* Begin Data shown *

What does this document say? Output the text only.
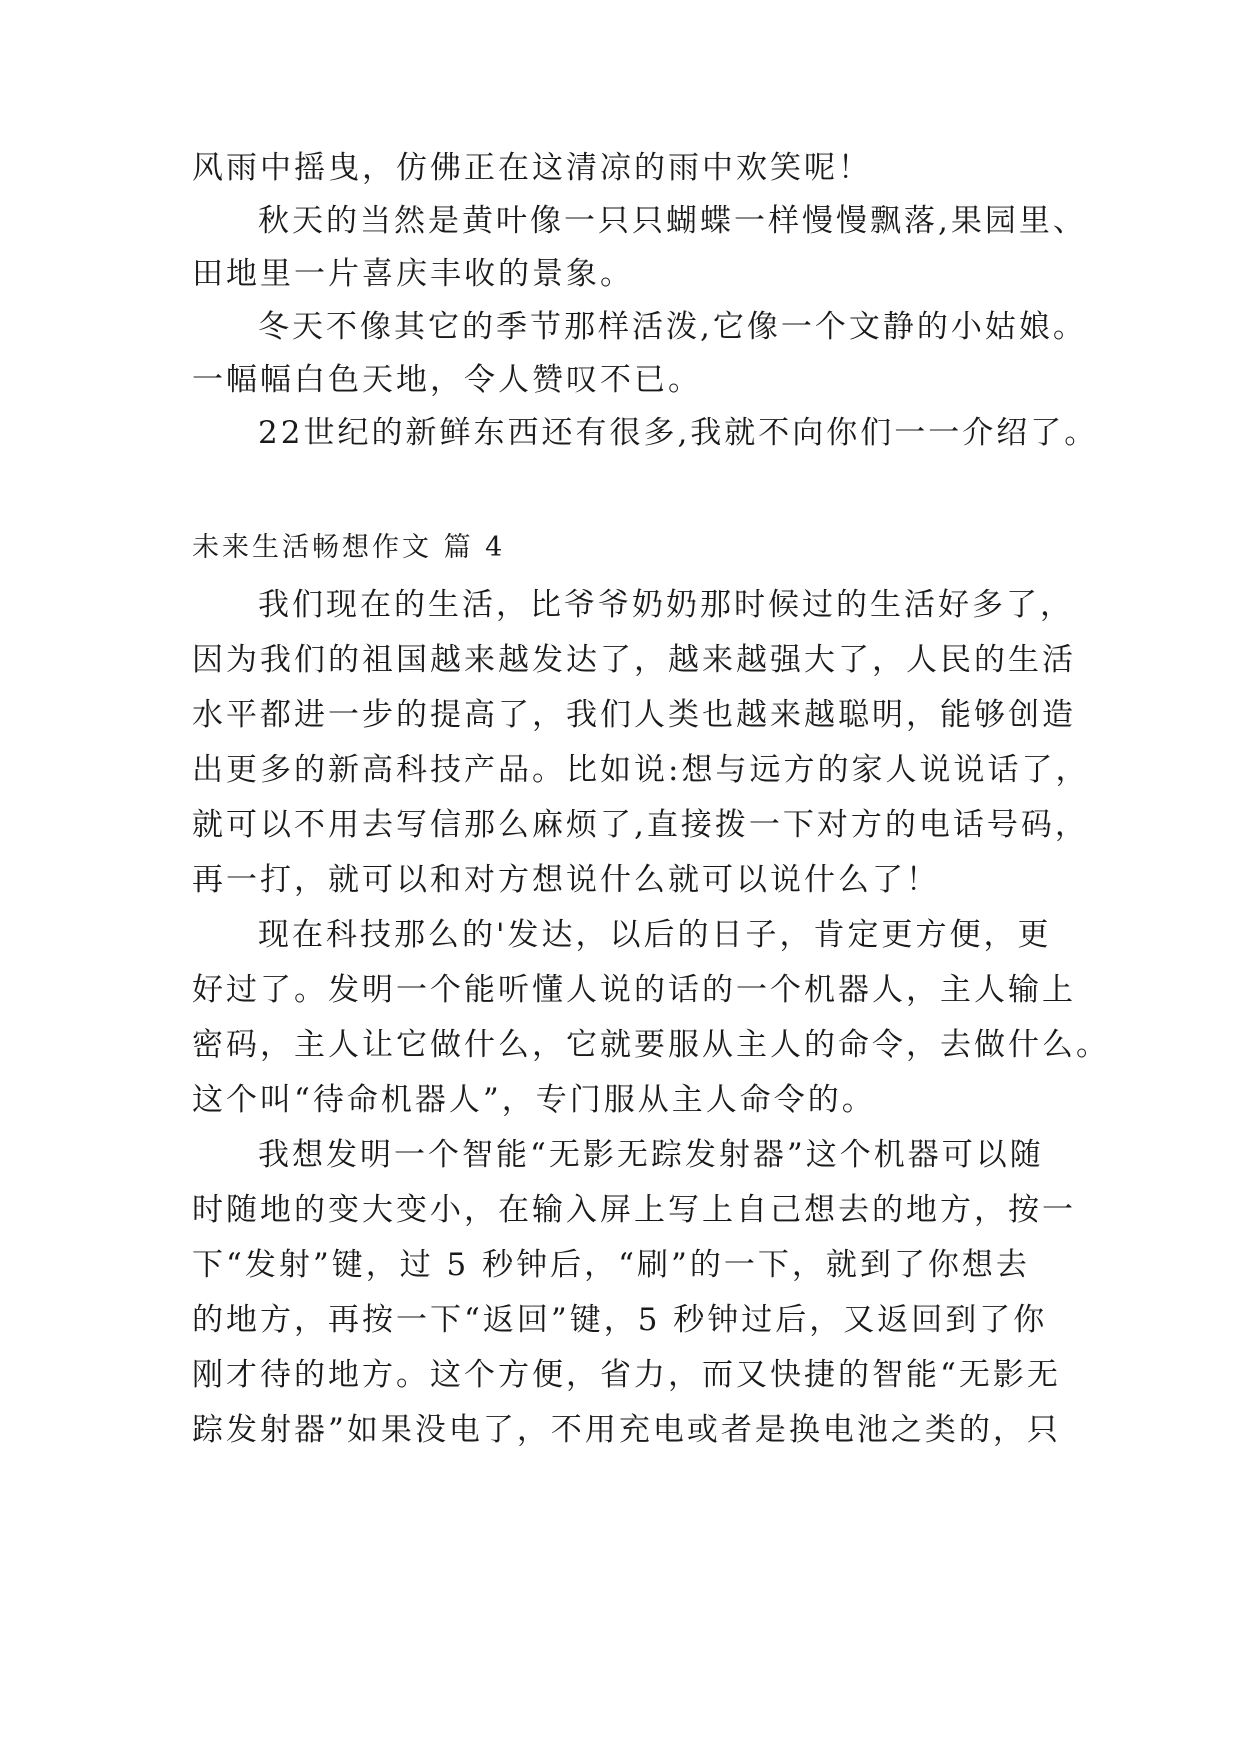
风雨中摇曳，仿佛正在这清凉的雨中欢笑呢！
秋天的当然是黄叶像一只只蝴蝶一样慢慢飘落,果园里、
田地里一片喜庆丰收的景象。
冬天不像其它的季节那样活泼,它像一个文静的小姑娘。
一幅幅白色天地，令人赞叹不已。
22世纪的新鲜东西还有很多,我就不向你们一一介绍了。
未来生活畅想作文 篇 4
我们现在的生活，比爷爷奶奶那时候过的生活好多了，
因为我们的祖国越来越发达了，越来越强大了，人民的生活
水平都进一步的提高了，我们人类也越来越聪明，能够创造
出更多的新高科技产品。比如说:想与远方的家人说说话了，
就可以不用去写信那么麻烦了,直接拨一下对方的电话号码，
再一打，就可以和对方想说什么就可以说什么了！
现在科技那么的'发达，以后的日子，肯定更方便，更
好过了。发明一个能听懂人说的话的一个机器人，主人输上
密码，主人让它做什么，它就要服从主人的命令，去做什么。
这个叫“待命机器人”，专门服从主人命令的。
我想发明一个智能“无影无踪发射器”这个机器可以随
时随地的变大变小，在输入屏上写上自己想去的地方，按一
下“发射”键，过 5 秒钟后，“刷”的一下，就到了你想去
的地方，再按一下“返回”键，5 秒钟过后，又返回到了你
刚才待的地方。这个方便，省力，而又快捷的智能“无影无
踪发射器”如果没电了，不用充电或者是换电池之类的，只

* End Data shown *

### [Problem description]
Print all the records again exactly; do not include any picture.

### [Right answer]
What does this document say? Output the text only.
风雨中摇曳，仿佛正在这清凉的雨中欢笑呢！
秋天的当然是黄叶像一只只蝴蝶一样慢慢飘落,果园里、
田地里一片喜庆丰收的景象。
冬天不像其它的季节那样活泼,它像一个文静的小姑娘。
一幅幅白色天地，令人赞叹不已。
22世纪的新鲜东西还有很多,我就不向你们一一介绍了。
未来生活畅想作文 篇 4
我们现在的生活，比爷爷奶奶那时候过的生活好多了，
因为我们的祖国越来越发达了，越来越强大了，人民的生活
水平都进一步的提高了，我们人类也越来越聪明，能够创造
出更多的新高科技产品。比如说:想与远方的家人说说话了，
就可以不用去写信那么麻烦了,直接拨一下对方的电话号码，
再一打，就可以和对方想说什么就可以说什么了！
现在科技那么的'发达，以后的日子，肯定更方便，更
好过了。发明一个能听懂人说的话的一个机器人，主人输上
密码，主人让它做什么，它就要服从主人的命令，去做什么。
这个叫“待命机器人”，专门服从主人命令的。
我想发明一个智能“无影无踪发射器”这个机器可以随
时随地的变大变小，在输入屏上写上自己想去的地方，按一
下“发射”键，过 5 秒钟后，“刷”的一下，就到了你想去
的地方，再按一下“返回”键，5 秒钟过后，又返回到了你
刚才待的地方。这个方便，省力，而又快捷的智能“无影无
踪发射器”如果没电了，不用充电或者是换电池之类的，只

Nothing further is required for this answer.